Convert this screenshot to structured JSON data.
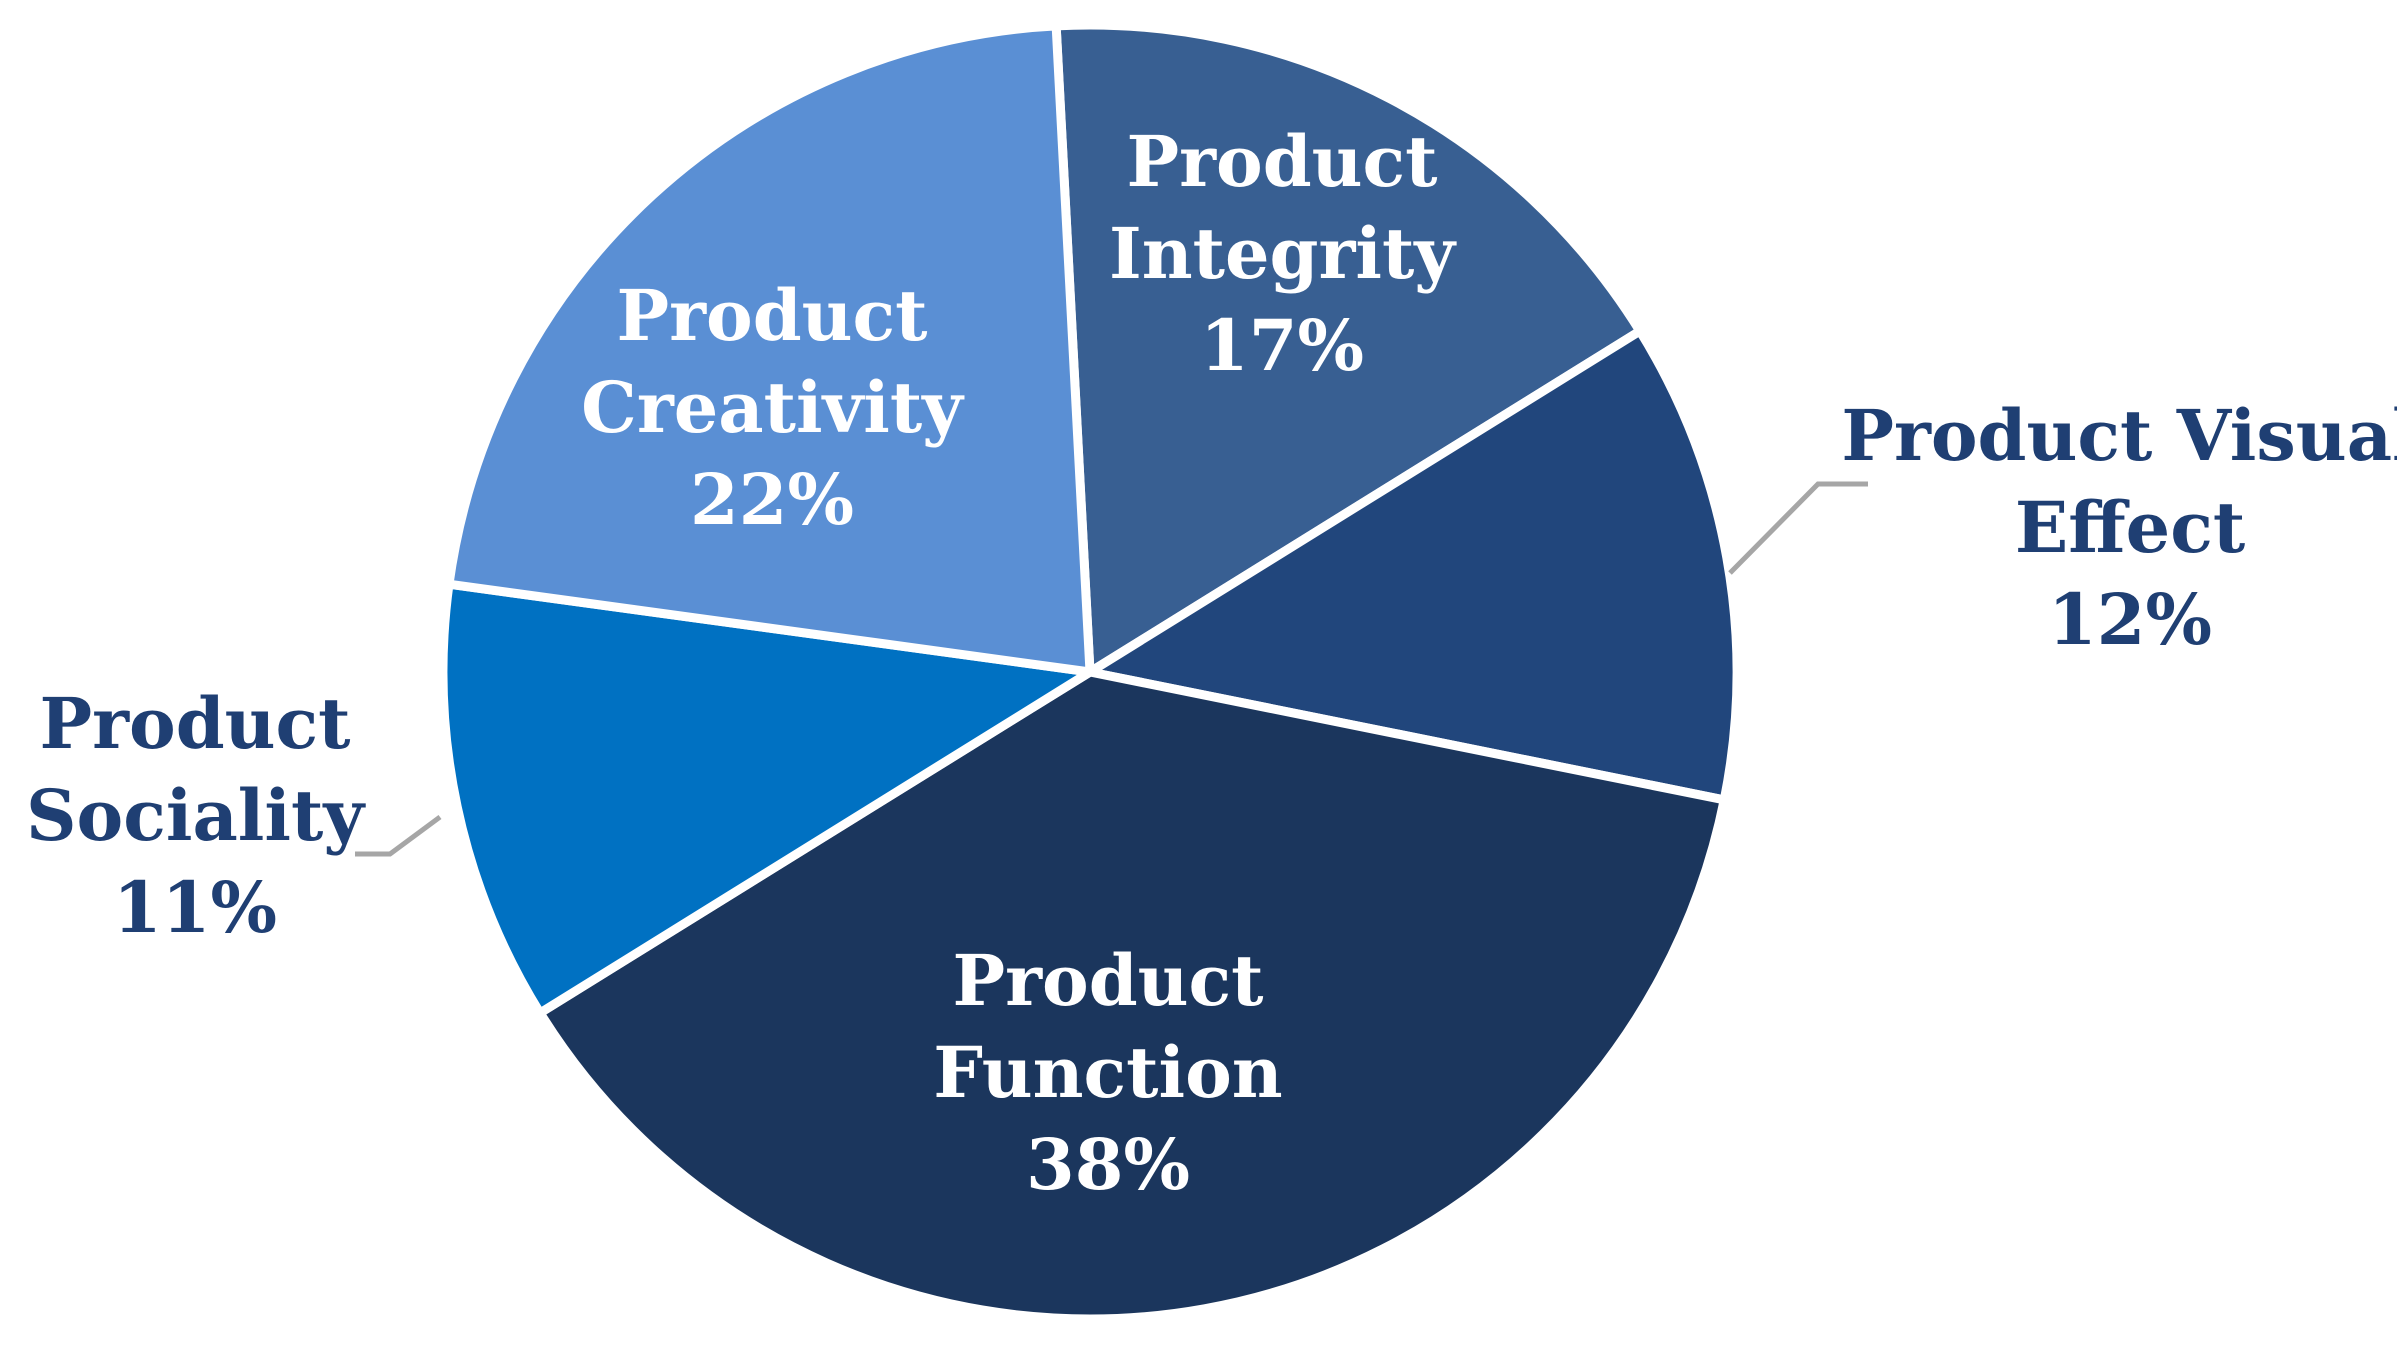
{
  "chart_data": {
    "type": "pie",
    "title": "",
    "slices": [
      {
        "label_lines": [
          "Product",
          "Integrity"
        ],
        "value": 17,
        "value_label": "17%",
        "color": "#385f92",
        "label_position": "inside"
      },
      {
        "label_lines": [
          "Product Visual",
          "Effect"
        ],
        "value": 12,
        "value_label": "12%",
        "color": "#21467c",
        "label_position": "outside-right"
      },
      {
        "label_lines": [
          "Product",
          "Function"
        ],
        "value": 38,
        "value_label": "38%",
        "color": "#1b365d",
        "label_position": "inside"
      },
      {
        "label_lines": [
          "Product",
          "Sociality"
        ],
        "value": 11,
        "value_label": "11%",
        "color": "#0071c2",
        "label_position": "outside-left"
      },
      {
        "label_lines": [
          "Product",
          "Creativity"
        ],
        "value": 22,
        "value_label": "22%",
        "color": "#5a8fd4",
        "label_position": "inside"
      }
    ],
    "start_angle_deg": -3,
    "direction": "clockwise",
    "legend": "none",
    "inside_label_color": "#ffffff",
    "outside_label_color": "#1f3f73",
    "leader_line_color": "#a6a6a6",
    "separator_color": "#ffffff"
  }
}
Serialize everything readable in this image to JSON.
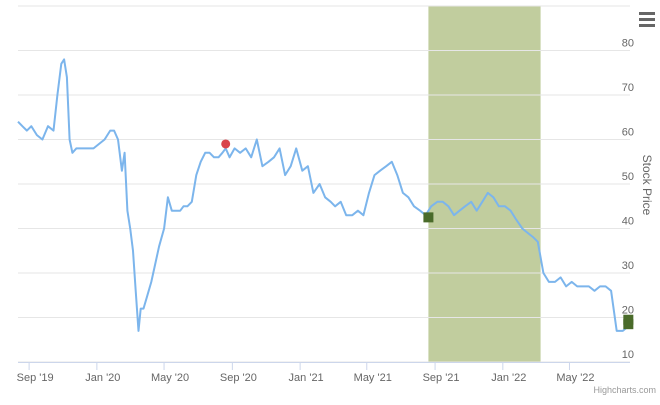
{
  "credits": "Highcharts.com",
  "menu_icon": "hamburger-menu-icon",
  "chart_data": {
    "type": "line",
    "title": "",
    "ylabel": "Stock Price",
    "xlabel": "",
    "ylim": [
      10,
      90
    ],
    "yticks": [
      10,
      20,
      30,
      40,
      50,
      60,
      70,
      80
    ],
    "xlim": [
      "2019-08-12",
      "2022-08-18"
    ],
    "xticks": [
      {
        "date": "2019-09-01",
        "label": "Sep '19"
      },
      {
        "date": "2020-01-01",
        "label": "Jan '20"
      },
      {
        "date": "2020-05-01",
        "label": "May '20"
      },
      {
        "date": "2020-09-01",
        "label": "Sep '20"
      },
      {
        "date": "2021-01-01",
        "label": "Jan '21"
      },
      {
        "date": "2021-05-01",
        "label": "May '21"
      },
      {
        "date": "2021-09-01",
        "label": "Sep '21"
      },
      {
        "date": "2022-01-01",
        "label": "Jan '22"
      },
      {
        "date": "2022-05-01",
        "label": "May '22"
      }
    ],
    "grid": true,
    "colors": {
      "line": "#7cb5ec",
      "band": "#c1cd9e",
      "red_marker": "#d9434b",
      "green_marker": "#4a6b2a",
      "grid": "#e6e6e6",
      "axis": "#ccd6eb",
      "tick_text": "#666666"
    },
    "plot_band": {
      "from": "2021-08-20",
      "to": "2022-03-10"
    },
    "markers": [
      {
        "date": "2020-08-20",
        "value": 59,
        "shape": "circle",
        "color": "#d9434b"
      },
      {
        "date": "2021-08-20",
        "value": 42.5,
        "shape": "square",
        "color": "#4a6b2a"
      },
      {
        "date": "2022-08-15",
        "value": 19.5,
        "shape": "square",
        "color": "#4a6b2a"
      },
      {
        "date": "2022-08-15",
        "value": 18.5,
        "shape": "square",
        "color": "#4a6b2a"
      }
    ],
    "series": [
      {
        "x": [
          "2019-08-12",
          "2019-08-20",
          "2019-08-28",
          "2019-09-05",
          "2019-09-15",
          "2019-09-25",
          "2019-10-05",
          "2019-10-15",
          "2019-10-22",
          "2019-10-29",
          "2019-11-03",
          "2019-11-08",
          "2019-11-13",
          "2019-11-18",
          "2019-11-25",
          "2019-12-02",
          "2019-12-10",
          "2019-12-18",
          "2019-12-26",
          "2020-01-05",
          "2020-01-15",
          "2020-01-25",
          "2020-02-01",
          "2020-02-08",
          "2020-02-15",
          "2020-02-20",
          "2020-02-25",
          "2020-03-01",
          "2020-03-06",
          "2020-03-11",
          "2020-03-16",
          "2020-03-20",
          "2020-03-25",
          "2020-04-01",
          "2020-04-08",
          "2020-04-15",
          "2020-04-22",
          "2020-05-01",
          "2020-05-08",
          "2020-05-15",
          "2020-05-22",
          "2020-05-30",
          "2020-06-05",
          "2020-06-12",
          "2020-06-20",
          "2020-06-28",
          "2020-07-06",
          "2020-07-14",
          "2020-07-22",
          "2020-07-30",
          "2020-08-07",
          "2020-08-14",
          "2020-08-20",
          "2020-08-27",
          "2020-09-05",
          "2020-09-15",
          "2020-09-25",
          "2020-10-05",
          "2020-10-15",
          "2020-10-25",
          "2020-11-05",
          "2020-11-15",
          "2020-11-25",
          "2020-12-05",
          "2020-12-15",
          "2020-12-25",
          "2021-01-05",
          "2021-01-15",
          "2021-01-25",
          "2021-02-05",
          "2021-02-15",
          "2021-02-25",
          "2021-03-05",
          "2021-03-15",
          "2021-03-25",
          "2021-04-05",
          "2021-04-15",
          "2021-04-25",
          "2021-05-05",
          "2021-05-15",
          "2021-05-25",
          "2021-06-05",
          "2021-06-15",
          "2021-06-25",
          "2021-07-05",
          "2021-07-15",
          "2021-07-25",
          "2021-08-05",
          "2021-08-15",
          "2021-08-25",
          "2021-09-05",
          "2021-09-15",
          "2021-09-25",
          "2021-10-05",
          "2021-10-15",
          "2021-10-25",
          "2021-11-05",
          "2021-11-15",
          "2021-11-25",
          "2021-12-05",
          "2021-12-15",
          "2021-12-25",
          "2022-01-05",
          "2022-01-15",
          "2022-01-25",
          "2022-02-05",
          "2022-02-15",
          "2022-02-25",
          "2022-03-05",
          "2022-03-15",
          "2022-03-25",
          "2022-04-05",
          "2022-04-15",
          "2022-04-25",
          "2022-05-05",
          "2022-05-15",
          "2022-05-25",
          "2022-06-05",
          "2022-06-15",
          "2022-06-25",
          "2022-07-05",
          "2022-07-15",
          "2022-07-25",
          "2022-08-05",
          "2022-08-15"
        ],
        "values": [
          64,
          63,
          62,
          63,
          61,
          60,
          63,
          62,
          70,
          77,
          78,
          74,
          60,
          57,
          58,
          58,
          58,
          58,
          58,
          59,
          60,
          62,
          62,
          60,
          53,
          57,
          44,
          40,
          35,
          26,
          17,
          22,
          22,
          25,
          28,
          32,
          36,
          40,
          47,
          44,
          44,
          44,
          45,
          45,
          46,
          52,
          55,
          57,
          57,
          56,
          56,
          57,
          58,
          56,
          58,
          57,
          58,
          56,
          60,
          54,
          55,
          56,
          58,
          52,
          54,
          58,
          53,
          54,
          48,
          50,
          47,
          46,
          45,
          46,
          43,
          43,
          44,
          43,
          48,
          52,
          53,
          54,
          55,
          52,
          48,
          47,
          45,
          44,
          43,
          45,
          46,
          46,
          45,
          43,
          44,
          45,
          46,
          44,
          46,
          48,
          47,
          45,
          45,
          44,
          42,
          40,
          39,
          38,
          37,
          30,
          28,
          28,
          29,
          27,
          28,
          27,
          27,
          27,
          26,
          27,
          27,
          26,
          17,
          17,
          18
        ]
      }
    ]
  }
}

_ _ _ _ _ _ _

*DIRECTIONS FOR THIS TASK*
For the data above, state how many lines contain "ffffff"; the number is the whole answer.

*WORKED SOLUTION*
2